WORK REQUIRED |
Retype the material in full, keeping every word the same.

DATASET CONTENT |
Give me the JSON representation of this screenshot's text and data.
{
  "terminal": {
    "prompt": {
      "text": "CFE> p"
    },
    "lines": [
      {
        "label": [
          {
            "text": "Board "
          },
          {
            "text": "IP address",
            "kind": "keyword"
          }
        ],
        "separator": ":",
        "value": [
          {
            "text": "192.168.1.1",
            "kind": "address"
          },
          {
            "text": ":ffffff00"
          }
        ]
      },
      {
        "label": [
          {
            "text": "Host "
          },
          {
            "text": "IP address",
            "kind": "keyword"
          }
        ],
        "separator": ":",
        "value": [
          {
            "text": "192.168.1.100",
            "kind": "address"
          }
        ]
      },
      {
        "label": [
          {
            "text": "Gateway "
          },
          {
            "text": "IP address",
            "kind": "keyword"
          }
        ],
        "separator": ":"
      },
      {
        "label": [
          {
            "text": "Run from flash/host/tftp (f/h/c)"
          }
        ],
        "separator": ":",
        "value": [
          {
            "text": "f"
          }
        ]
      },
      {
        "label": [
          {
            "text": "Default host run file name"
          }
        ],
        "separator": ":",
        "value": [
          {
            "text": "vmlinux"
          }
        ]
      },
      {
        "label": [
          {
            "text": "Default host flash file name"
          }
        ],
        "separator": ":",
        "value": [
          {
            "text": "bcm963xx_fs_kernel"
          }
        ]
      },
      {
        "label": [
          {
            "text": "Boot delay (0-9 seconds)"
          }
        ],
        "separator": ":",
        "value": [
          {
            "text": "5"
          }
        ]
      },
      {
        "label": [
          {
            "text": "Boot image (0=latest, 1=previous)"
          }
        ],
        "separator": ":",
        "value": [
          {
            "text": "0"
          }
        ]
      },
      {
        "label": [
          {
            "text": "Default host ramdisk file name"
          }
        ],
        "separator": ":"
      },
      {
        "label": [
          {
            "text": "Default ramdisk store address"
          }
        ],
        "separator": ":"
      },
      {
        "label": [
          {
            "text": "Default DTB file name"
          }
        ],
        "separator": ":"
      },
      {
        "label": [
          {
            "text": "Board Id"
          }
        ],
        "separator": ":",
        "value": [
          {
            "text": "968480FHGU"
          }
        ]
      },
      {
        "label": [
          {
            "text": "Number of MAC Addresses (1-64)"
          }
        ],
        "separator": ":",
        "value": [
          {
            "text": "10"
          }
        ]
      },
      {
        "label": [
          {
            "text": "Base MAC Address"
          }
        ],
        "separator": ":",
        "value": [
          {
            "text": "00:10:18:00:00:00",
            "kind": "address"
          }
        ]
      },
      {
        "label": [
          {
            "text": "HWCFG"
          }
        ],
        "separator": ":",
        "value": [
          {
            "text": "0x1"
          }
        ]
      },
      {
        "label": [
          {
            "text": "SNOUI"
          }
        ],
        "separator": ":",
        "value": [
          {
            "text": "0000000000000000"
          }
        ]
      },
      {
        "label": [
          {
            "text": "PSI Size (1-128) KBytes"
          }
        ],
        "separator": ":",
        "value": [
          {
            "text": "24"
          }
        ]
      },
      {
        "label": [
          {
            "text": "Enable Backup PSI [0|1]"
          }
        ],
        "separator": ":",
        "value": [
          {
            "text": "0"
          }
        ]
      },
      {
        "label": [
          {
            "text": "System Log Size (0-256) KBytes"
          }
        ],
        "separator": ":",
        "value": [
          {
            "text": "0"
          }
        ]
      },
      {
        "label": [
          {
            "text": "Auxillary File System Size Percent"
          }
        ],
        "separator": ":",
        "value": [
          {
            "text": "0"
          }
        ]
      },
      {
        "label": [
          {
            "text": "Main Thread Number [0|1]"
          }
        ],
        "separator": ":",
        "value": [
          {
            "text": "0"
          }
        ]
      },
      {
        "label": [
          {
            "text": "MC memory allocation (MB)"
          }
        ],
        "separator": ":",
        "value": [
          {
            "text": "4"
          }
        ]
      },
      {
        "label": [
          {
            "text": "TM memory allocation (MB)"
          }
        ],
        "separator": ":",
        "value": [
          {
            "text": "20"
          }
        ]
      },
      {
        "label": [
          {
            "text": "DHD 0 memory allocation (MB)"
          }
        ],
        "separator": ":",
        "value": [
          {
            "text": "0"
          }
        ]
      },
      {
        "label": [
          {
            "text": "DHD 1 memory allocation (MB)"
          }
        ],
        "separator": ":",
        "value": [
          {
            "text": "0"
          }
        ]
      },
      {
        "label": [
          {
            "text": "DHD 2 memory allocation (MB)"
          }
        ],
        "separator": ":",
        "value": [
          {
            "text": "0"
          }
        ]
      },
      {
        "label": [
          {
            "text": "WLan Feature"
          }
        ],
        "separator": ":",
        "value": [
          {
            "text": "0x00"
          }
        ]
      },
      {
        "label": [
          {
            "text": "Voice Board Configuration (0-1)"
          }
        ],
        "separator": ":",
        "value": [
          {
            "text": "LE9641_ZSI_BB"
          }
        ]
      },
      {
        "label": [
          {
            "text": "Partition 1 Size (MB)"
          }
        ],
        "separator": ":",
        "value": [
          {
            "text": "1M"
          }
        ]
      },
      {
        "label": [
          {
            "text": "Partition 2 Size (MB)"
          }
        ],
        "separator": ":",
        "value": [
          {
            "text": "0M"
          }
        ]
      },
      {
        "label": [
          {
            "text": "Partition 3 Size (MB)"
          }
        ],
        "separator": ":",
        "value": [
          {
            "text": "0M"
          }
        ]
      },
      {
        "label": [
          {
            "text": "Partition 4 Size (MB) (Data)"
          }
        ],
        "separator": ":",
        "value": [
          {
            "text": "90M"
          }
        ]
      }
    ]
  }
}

WRITTEN SOLUTION |
Give me the JSON representation of this screenshot's text and data.
{
  "terminal": {
    "prompt": {
      "text": "CFE> p"
    },
    "lines": [
      {
        "label": [
          {
            "text": "Board "
          },
          {
            "text": "IP address",
            "kind": "keyword"
          }
        ],
        "separator": ":",
        "value": [
          {
            "text": "192.168.1.1",
            "kind": "address"
          },
          {
            "text": ":ffffff00"
          }
        ]
      },
      {
        "label": [
          {
            "text": "Host "
          },
          {
            "text": "IP address",
            "kind": "keyword"
          }
        ],
        "separator": ":",
        "value": [
          {
            "text": "192.168.1.100",
            "kind": "address"
          }
        ]
      },
      {
        "label": [
          {
            "text": "Gateway "
          },
          {
            "text": "IP address",
            "kind": "keyword"
          }
        ],
        "separator": ":"
      },
      {
        "label": [
          {
            "text": "Run from flash/host/tftp (f/h/c)"
          }
        ],
        "separator": ":",
        "value": [
          {
            "text": "f"
          }
        ]
      },
      {
        "label": [
          {
            "text": "Default host run file name"
          }
        ],
        "separator": ":",
        "value": [
          {
            "text": "vmlinux"
          }
        ]
      },
      {
        "label": [
          {
            "text": "Default host flash file name"
          }
        ],
        "separator": ":",
        "value": [
          {
            "text": "bcm963xx_fs_kernel"
          }
        ]
      },
      {
        "label": [
          {
            "text": "Boot delay (0-9 seconds)"
          }
        ],
        "separator": ":",
        "value": [
          {
            "text": "5"
          }
        ]
      },
      {
        "label": [
          {
            "text": "Boot image (0=latest, 1=previous)"
          }
        ],
        "separator": ":",
        "value": [
          {
            "text": "0"
          }
        ]
      },
      {
        "label": [
          {
            "text": "Default host ramdisk file name"
          }
        ],
        "separator": ":"
      },
      {
        "label": [
          {
            "text": "Default ramdisk store address"
          }
        ],
        "separator": ":"
      },
      {
        "label": [
          {
            "text": "Default DTB file name"
          }
        ],
        "separator": ":"
      },
      {
        "label": [
          {
            "text": "Board Id"
          }
        ],
        "separator": ":",
        "value": [
          {
            "text": "968480FHGU"
          }
        ]
      },
      {
        "label": [
          {
            "text": "Number of MAC Addresses (1-64)"
          }
        ],
        "separator": ":",
        "value": [
          {
            "text": "10"
          }
        ]
      },
      {
        "label": [
          {
            "text": "Base MAC Address"
          }
        ],
        "separator": ":",
        "value": [
          {
            "text": "00:10:18:00:00:00",
            "kind": "address"
          }
        ]
      },
      {
        "label": [
          {
            "text": "HWCFG"
          }
        ],
        "separator": ":",
        "value": [
          {
            "text": "0x1"
          }
        ]
      },
      {
        "label": [
          {
            "text": "SNOUI"
          }
        ],
        "separator": ":",
        "value": [
          {
            "text": "0000000000000000"
          }
        ]
      },
      {
        "label": [
          {
            "text": "PSI Size (1-128) KBytes"
          }
        ],
        "separator": ":",
        "value": [
          {
            "text": "24"
          }
        ]
      },
      {
        "label": [
          {
            "text": "Enable Backup PSI [0|1]"
          }
        ],
        "separator": ":",
        "value": [
          {
            "text": "0"
          }
        ]
      },
      {
        "label": [
          {
            "text": "System Log Size (0-256) KBytes"
          }
        ],
        "separator": ":",
        "value": [
          {
            "text": "0"
          }
        ]
      },
      {
        "label": [
          {
            "text": "Auxillary File System Size Percent"
          }
        ],
        "separator": ":",
        "value": [
          {
            "text": "0"
          }
        ]
      },
      {
        "label": [
          {
            "text": "Main Thread Number [0|1]"
          }
        ],
        "separator": ":",
        "value": [
          {
            "text": "0"
          }
        ]
      },
      {
        "label": [
          {
            "text": "MC memory allocation (MB)"
          }
        ],
        "separator": ":",
        "value": [
          {
            "text": "4"
          }
        ]
      },
      {
        "label": [
          {
            "text": "TM memory allocation (MB)"
          }
        ],
        "separator": ":",
        "value": [
          {
            "text": "20"
          }
        ]
      },
      {
        "label": [
          {
            "text": "DHD 0 memory allocation (MB)"
          }
        ],
        "separator": ":",
        "value": [
          {
            "text": "0"
          }
        ]
      },
      {
        "label": [
          {
            "text": "DHD 1 memory allocation (MB)"
          }
        ],
        "separator": ":",
        "value": [
          {
            "text": "0"
          }
        ]
      },
      {
        "label": [
          {
            "text": "DHD 2 memory allocation (MB)"
          }
        ],
        "separator": ":",
        "value": [
          {
            "text": "0"
          }
        ]
      },
      {
        "label": [
          {
            "text": "WLan Feature"
          }
        ],
        "separator": ":",
        "value": [
          {
            "text": "0x00"
          }
        ]
      },
      {
        "label": [
          {
            "text": "Voice Board Configuration (0-1)"
          }
        ],
        "separator": ":",
        "value": [
          {
            "text": "LE9641_ZSI_BB"
          }
        ]
      },
      {
        "label": [
          {
            "text": "Partition 1 Size (MB)"
          }
        ],
        "separator": ":",
        "value": [
          {
            "text": "1M"
          }
        ]
      },
      {
        "label": [
          {
            "text": "Partition 2 Size (MB)"
          }
        ],
        "separator": ":",
        "value": [
          {
            "text": "0M"
          }
        ]
      },
      {
        "label": [
          {
            "text": "Partition 3 Size (MB)"
          }
        ],
        "separator": ":",
        "value": [
          {
            "text": "0M"
          }
        ]
      },
      {
        "label": [
          {
            "text": "Partition 4 Size (MB) (Data)"
          }
        ],
        "separator": ":",
        "value": [
          {
            "text": "90M"
          }
        ]
      }
    ]
  }
}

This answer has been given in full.